▶ **PROBLEM STATEMENT**
Where a line of the listing below includes the word "screenshot", reproduce that line.

(Raw records)
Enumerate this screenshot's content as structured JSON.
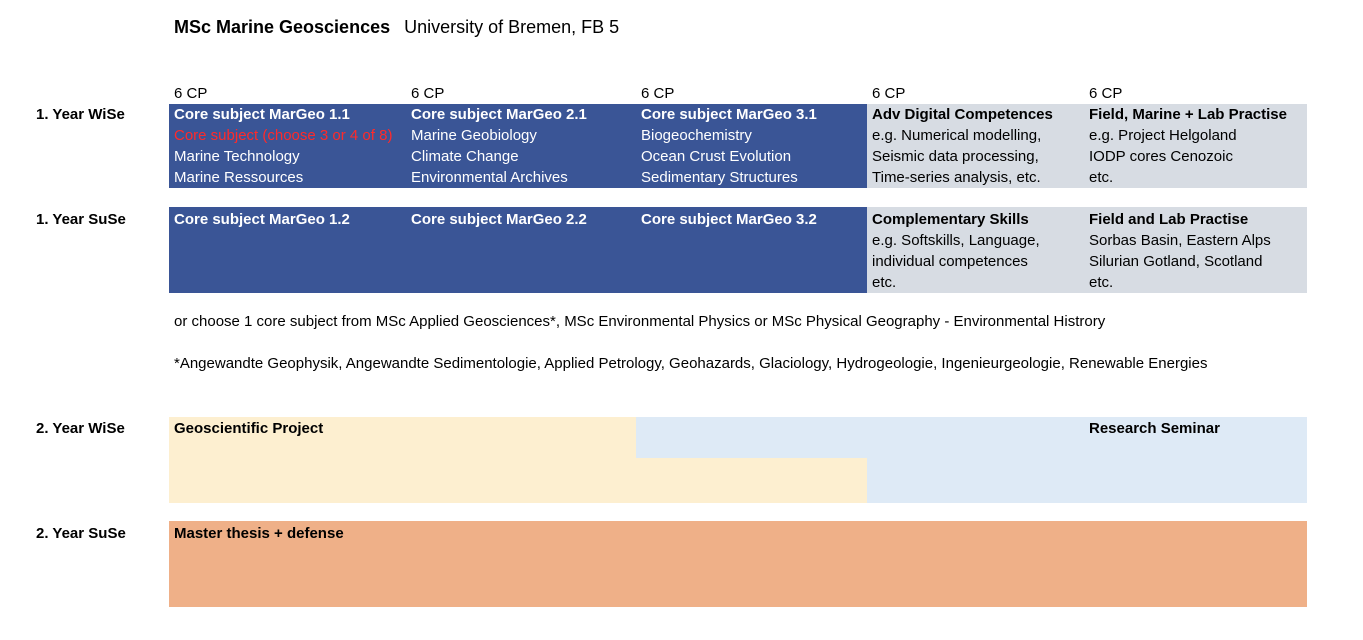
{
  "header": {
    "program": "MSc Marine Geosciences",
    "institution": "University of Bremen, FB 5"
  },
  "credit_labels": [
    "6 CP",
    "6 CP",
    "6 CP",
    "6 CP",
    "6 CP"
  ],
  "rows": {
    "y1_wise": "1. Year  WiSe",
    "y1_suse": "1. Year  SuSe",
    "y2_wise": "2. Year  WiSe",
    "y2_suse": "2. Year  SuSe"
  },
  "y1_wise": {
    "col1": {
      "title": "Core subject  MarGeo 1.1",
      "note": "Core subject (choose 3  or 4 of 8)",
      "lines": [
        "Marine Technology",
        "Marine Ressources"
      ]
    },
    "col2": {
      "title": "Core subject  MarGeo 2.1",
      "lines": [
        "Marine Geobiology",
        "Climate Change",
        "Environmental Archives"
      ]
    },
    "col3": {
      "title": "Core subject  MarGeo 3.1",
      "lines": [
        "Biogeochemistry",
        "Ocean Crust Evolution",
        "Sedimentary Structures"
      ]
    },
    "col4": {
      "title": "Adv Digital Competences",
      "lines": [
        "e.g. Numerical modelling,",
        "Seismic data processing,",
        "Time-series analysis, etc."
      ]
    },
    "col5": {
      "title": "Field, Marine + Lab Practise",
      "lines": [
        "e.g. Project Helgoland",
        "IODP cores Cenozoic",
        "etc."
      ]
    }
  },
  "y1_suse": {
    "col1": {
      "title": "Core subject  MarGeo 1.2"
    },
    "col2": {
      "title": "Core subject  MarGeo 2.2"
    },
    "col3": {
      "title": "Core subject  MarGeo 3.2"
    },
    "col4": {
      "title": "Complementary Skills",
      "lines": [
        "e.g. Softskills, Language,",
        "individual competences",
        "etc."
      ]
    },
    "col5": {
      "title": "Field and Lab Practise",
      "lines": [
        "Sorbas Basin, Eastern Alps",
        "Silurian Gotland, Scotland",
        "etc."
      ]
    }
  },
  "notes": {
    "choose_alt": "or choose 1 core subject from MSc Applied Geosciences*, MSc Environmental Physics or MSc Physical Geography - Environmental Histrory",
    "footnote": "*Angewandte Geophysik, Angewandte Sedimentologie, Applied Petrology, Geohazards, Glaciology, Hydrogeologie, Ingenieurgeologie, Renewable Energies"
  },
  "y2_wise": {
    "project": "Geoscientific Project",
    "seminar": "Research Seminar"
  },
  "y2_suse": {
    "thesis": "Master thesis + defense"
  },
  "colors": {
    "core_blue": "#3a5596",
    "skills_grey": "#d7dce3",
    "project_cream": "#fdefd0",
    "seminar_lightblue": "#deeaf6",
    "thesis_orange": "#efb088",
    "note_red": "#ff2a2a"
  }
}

==

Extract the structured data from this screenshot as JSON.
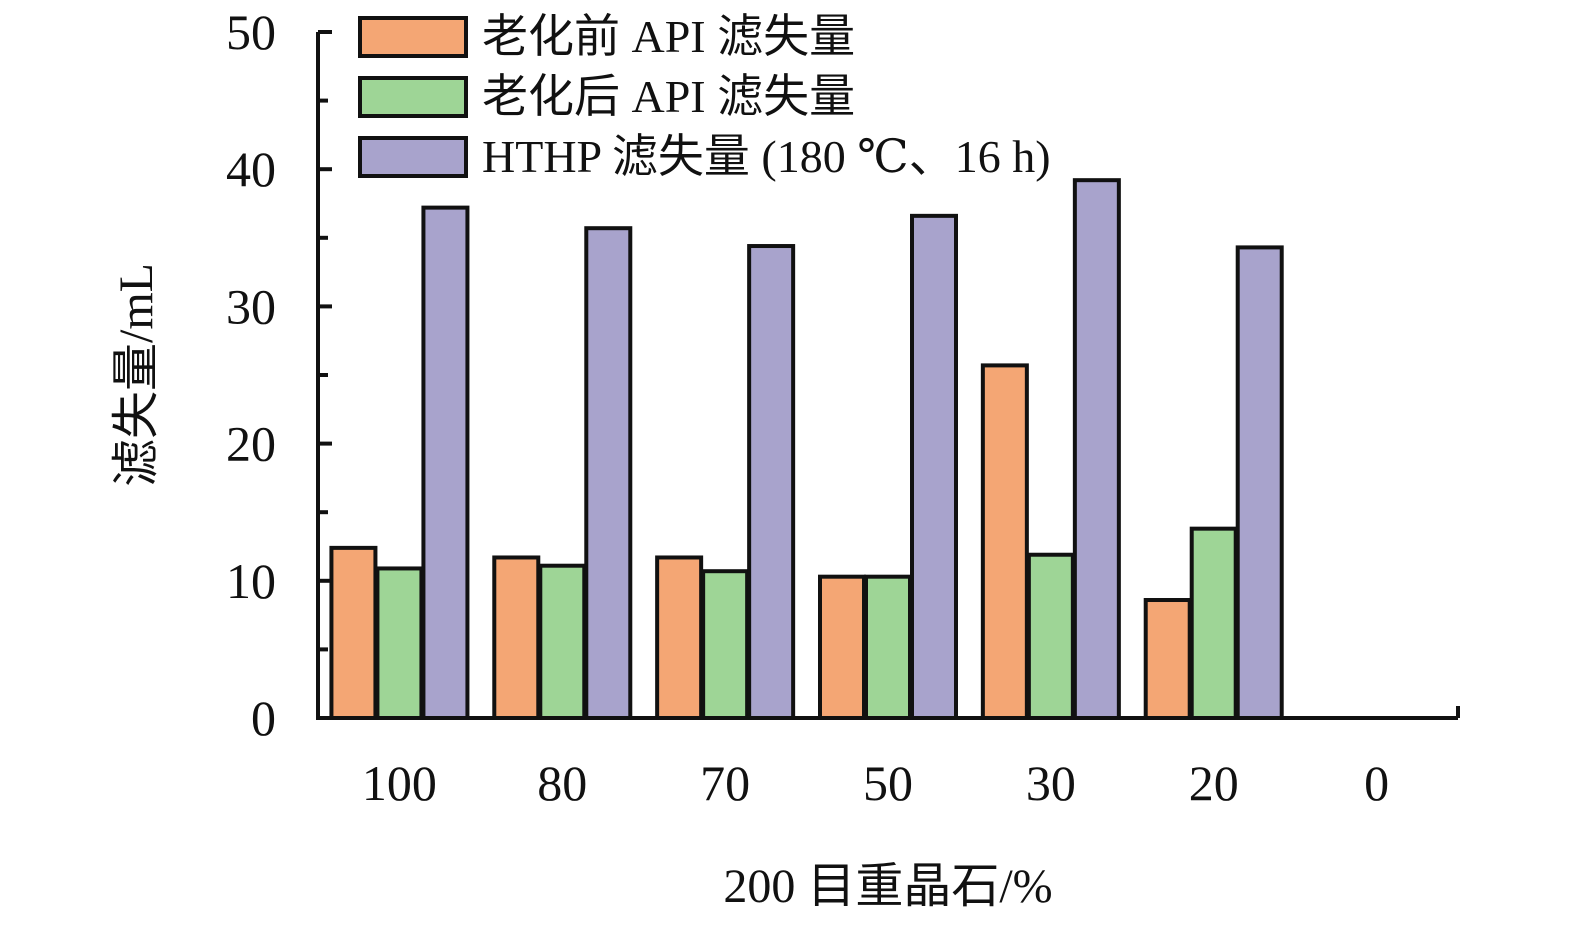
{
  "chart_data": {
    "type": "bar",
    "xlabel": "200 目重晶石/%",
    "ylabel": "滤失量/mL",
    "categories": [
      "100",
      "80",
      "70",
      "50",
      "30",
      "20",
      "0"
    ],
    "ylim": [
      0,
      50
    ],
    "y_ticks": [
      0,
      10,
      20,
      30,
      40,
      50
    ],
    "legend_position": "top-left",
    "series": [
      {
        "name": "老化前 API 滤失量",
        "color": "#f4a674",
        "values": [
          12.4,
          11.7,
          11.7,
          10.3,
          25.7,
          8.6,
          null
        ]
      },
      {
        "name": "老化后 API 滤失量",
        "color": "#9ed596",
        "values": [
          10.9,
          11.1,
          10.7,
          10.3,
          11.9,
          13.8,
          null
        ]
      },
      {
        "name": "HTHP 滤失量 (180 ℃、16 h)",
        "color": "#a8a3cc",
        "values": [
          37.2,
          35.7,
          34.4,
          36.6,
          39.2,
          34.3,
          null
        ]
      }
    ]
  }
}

▶ **FINISHED TASK**
Enumerate this screenshot's content as structured JSON.
Extract the structured data from this screenshot as JSON.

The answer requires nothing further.